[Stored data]
==================================================

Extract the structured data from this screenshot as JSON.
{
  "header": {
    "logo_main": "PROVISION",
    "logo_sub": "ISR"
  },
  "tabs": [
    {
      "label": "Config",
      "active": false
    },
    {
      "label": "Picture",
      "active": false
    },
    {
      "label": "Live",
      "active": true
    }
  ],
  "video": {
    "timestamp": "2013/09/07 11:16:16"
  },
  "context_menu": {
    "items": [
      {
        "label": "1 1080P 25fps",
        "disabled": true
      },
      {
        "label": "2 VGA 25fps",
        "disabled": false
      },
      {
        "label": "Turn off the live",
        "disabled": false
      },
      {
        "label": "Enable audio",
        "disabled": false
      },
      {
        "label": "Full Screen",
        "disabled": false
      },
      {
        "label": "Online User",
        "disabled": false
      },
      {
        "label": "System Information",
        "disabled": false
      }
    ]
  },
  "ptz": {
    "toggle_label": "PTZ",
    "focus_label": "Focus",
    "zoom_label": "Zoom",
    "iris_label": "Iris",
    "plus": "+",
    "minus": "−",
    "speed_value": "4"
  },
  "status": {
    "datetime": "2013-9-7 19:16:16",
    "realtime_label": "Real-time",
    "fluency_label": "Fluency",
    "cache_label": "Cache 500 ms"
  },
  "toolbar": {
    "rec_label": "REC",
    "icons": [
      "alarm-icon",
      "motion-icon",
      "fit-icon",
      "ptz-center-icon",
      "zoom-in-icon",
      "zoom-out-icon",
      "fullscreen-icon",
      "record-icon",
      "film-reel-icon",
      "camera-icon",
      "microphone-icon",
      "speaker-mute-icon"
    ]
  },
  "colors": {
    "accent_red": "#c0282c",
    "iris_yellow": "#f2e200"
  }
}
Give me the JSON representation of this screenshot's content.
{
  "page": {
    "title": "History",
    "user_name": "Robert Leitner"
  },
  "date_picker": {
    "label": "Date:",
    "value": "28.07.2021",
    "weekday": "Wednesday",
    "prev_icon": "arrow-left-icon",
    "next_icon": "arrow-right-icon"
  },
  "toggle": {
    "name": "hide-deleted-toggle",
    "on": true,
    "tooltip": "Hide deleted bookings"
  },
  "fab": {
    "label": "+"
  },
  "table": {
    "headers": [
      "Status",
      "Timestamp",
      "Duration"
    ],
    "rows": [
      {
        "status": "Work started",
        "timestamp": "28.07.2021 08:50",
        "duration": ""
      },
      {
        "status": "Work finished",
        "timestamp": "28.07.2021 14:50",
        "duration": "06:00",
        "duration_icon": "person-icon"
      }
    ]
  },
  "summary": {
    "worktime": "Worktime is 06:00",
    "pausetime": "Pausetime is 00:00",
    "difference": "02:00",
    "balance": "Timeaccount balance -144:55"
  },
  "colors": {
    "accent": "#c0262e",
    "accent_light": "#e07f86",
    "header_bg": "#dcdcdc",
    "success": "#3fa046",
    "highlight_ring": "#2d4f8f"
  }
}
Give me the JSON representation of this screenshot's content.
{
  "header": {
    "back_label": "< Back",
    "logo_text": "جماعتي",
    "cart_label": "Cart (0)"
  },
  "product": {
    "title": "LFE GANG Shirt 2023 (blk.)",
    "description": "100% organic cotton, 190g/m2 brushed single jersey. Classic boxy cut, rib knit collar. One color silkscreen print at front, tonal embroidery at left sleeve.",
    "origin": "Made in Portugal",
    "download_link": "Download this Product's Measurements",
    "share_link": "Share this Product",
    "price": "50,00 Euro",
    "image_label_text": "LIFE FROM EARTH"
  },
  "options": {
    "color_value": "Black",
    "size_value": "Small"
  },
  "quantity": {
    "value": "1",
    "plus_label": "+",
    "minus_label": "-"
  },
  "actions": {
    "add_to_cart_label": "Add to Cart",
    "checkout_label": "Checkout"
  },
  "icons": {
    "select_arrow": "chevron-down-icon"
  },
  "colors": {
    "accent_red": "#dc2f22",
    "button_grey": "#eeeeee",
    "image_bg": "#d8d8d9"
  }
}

==================================================

Given exercise: The records above should all be quoted exactly, please.

Answer in full:
Extract the structured data from this screenshot as JSON.
{
  "header": {
    "logo_main": "PROVISION",
    "logo_sub": "ISR"
  },
  "tabs": [
    {
      "label": "Config",
      "active": false
    },
    {
      "label": "Picture",
      "active": false
    },
    {
      "label": "Live",
      "active": true
    }
  ],
  "video": {
    "timestamp": "2013/09/07 11:16:16"
  },
  "context_menu": {
    "items": [
      {
        "label": "1 1080P 25fps",
        "disabled": true
      },
      {
        "label": "2 VGA 25fps",
        "disabled": false
      },
      {
        "label": "Turn off the live",
        "disabled": false
      },
      {
        "label": "Enable audio",
        "disabled": false
      },
      {
        "label": "Full Screen",
        "disabled": false
      },
      {
        "label": "Online User",
        "disabled": false
      },
      {
        "label": "System Information",
        "disabled": false
      }
    ]
  },
  "ptz": {
    "toggle_label": "PTZ",
    "focus_label": "Focus",
    "zoom_label": "Zoom",
    "iris_label": "Iris",
    "plus": "+",
    "minus": "−",
    "speed_value": "4"
  },
  "status": {
    "datetime": "2013-9-7 19:16:16",
    "realtime_label": "Real-time",
    "fluency_label": "Fluency",
    "cache_label": "Cache 500 ms"
  },
  "toolbar": {
    "rec_label": "REC",
    "icons": [
      "alarm-icon",
      "motion-icon",
      "fit-icon",
      "ptz-center-icon",
      "zoom-in-icon",
      "zoom-out-icon",
      "fullscreen-icon",
      "record-icon",
      "film-reel-icon",
      "camera-icon",
      "microphone-icon",
      "speaker-mute-icon"
    ]
  },
  "colors": {
    "accent_red": "#c0282c",
    "iris_yellow": "#f2e200"
  }
}
Give me the JSON representation of this screenshot's content.
{
  "page": {
    "title": "History",
    "user_name": "Robert Leitner"
  },
  "date_picker": {
    "label": "Date:",
    "value": "28.07.2021",
    "weekday": "Wednesday",
    "prev_icon": "arrow-left-icon",
    "next_icon": "arrow-right-icon"
  },
  "toggle": {
    "name": "hide-deleted-toggle",
    "on": true,
    "tooltip": "Hide deleted bookings"
  },
  "fab": {
    "label": "+"
  },
  "table": {
    "headers": [
      "Status",
      "Timestamp",
      "Duration"
    ],
    "rows": [
      {
        "status": "Work started",
        "timestamp": "28.07.2021 08:50",
        "duration": ""
      },
      {
        "status": "Work finished",
        "timestamp": "28.07.2021 14:50",
        "duration": "06:00",
        "duration_icon": "person-icon"
      }
    ]
  },
  "summary": {
    "worktime": "Worktime is 06:00",
    "pausetime": "Pausetime is 00:00",
    "difference": "02:00",
    "balance": "Timeaccount balance -144:55"
  },
  "colors": {
    "accent": "#c0262e",
    "accent_light": "#e07f86",
    "header_bg": "#dcdcdc",
    "success": "#3fa046",
    "highlight_ring": "#2d4f8f"
  }
}
Give me the JSON representation of this screenshot's content.
{
  "header": {
    "back_label": "< Back",
    "logo_text": "جماعتي",
    "cart_label": "Cart (0)"
  },
  "product": {
    "title": "LFE GANG Shirt 2023 (blk.)",
    "description": "100% organic cotton, 190g/m2 brushed single jersey. Classic boxy cut, rib knit collar. One color silkscreen print at front, tonal embroidery at left sleeve.",
    "origin": "Made in Portugal",
    "download_link": "Download this Product's Measurements",
    "share_link": "Share this Product",
    "price": "50,00 Euro",
    "image_label_text": "LIFE FROM EARTH"
  },
  "options": {
    "color_value": "Black",
    "size_value": "Small"
  },
  "quantity": {
    "value": "1",
    "plus_label": "+",
    "minus_label": "-"
  },
  "actions": {
    "add_to_cart_label": "Add to Cart",
    "checkout_label": "Checkout"
  },
  "icons": {
    "select_arrow": "chevron-down-icon"
  },
  "colors": {
    "accent_red": "#dc2f22",
    "button_grey": "#eeeeee",
    "image_bg": "#d8d8d9"
  }
}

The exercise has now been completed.